* _Requirements_
In the entries that follow, find the word "велосипеде" and report each line it is on.
□ □ □
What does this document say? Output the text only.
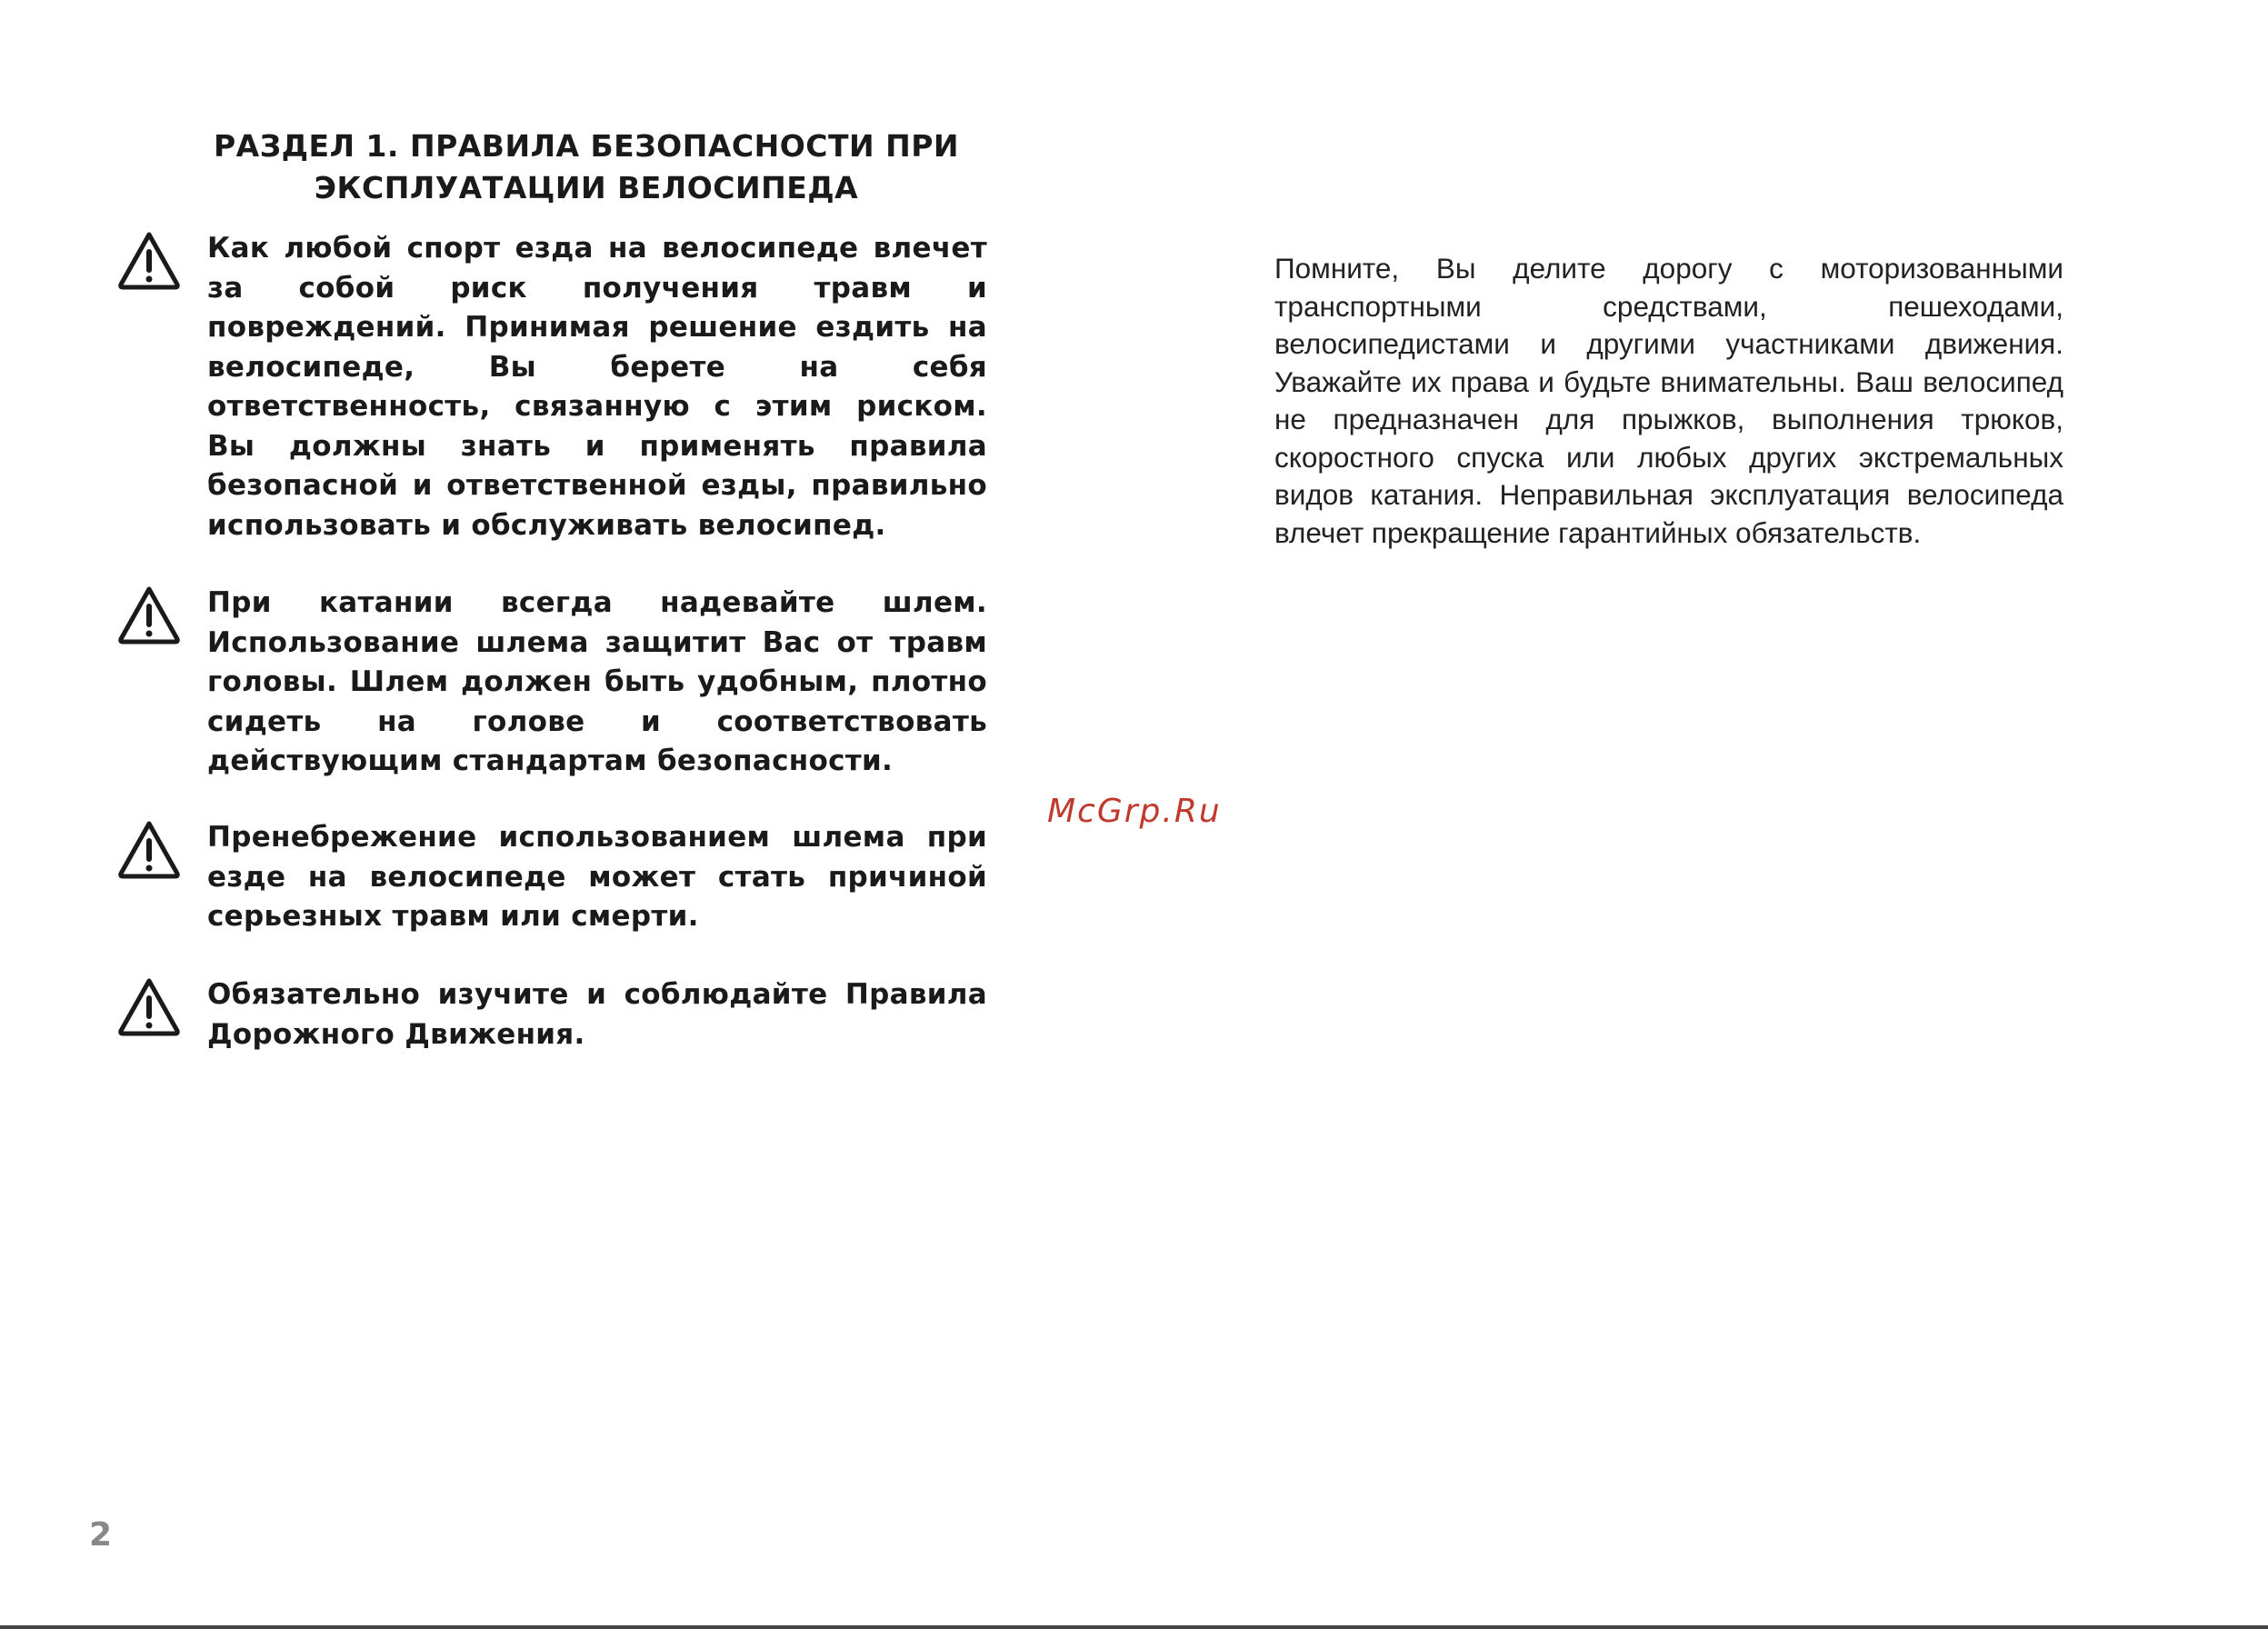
РАЗДЕЛ 1. ПРАВИЛА БЕЗОПАСНОСТИ ПРИ
ЭКСПЛУАТАЦИИ ВЕЛОСИПЕДА

Как любой спорт езда на велосипеде влечет за собой риск получения травм и повреждений. Принимая решение ездить на велосипеде, Вы берете на себя ответственность, связанную с этим риском. Вы должны знать и применять правила безопасной и ответственной езды, правильно использовать и обслуживать велосипед.

При катании всегда надевайте шлем. Использование шлема защитит Вас от травм головы. Шлем должен быть удобным, плотно сидеть на голове и соответствовать действующим стандартам безопасности.

Пренебрежение использованием шлема при езде на велосипеде может стать причиной серьезных травм или смерти.

Обязательно изучите и соблюдайте Правила Дорожного Движения.

Помните, Вы делите дорогу с моторизованными транспортными средствами, пешеходами, велосипедистами и другими участниками движения. Уважайте их права и будьте внимательны. Ваш велосипед не предназначен для прыжков, выполнения трюков, скоростного спуска или любых других экстремальных видов катания. Неправильная эксплуатация велосипеда влечет прекращение гарантийных обязательств.

McGrp.Ru
2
□ □ □
* _Written response_
Как любой спорт езда на велосипеде влечет за собой риск получения травм и повреждений. Принимая решение ездить на велосипеде, Вы берете на себя ответственность, связанную с этим риском. Вы должны знать и применять правила безопасной и ответственной езды, правильно использовать и обслуживать велосипед.
Пренебрежение использованием шлема при езде на велосипеде может стать причиной серьезных травм или смерти.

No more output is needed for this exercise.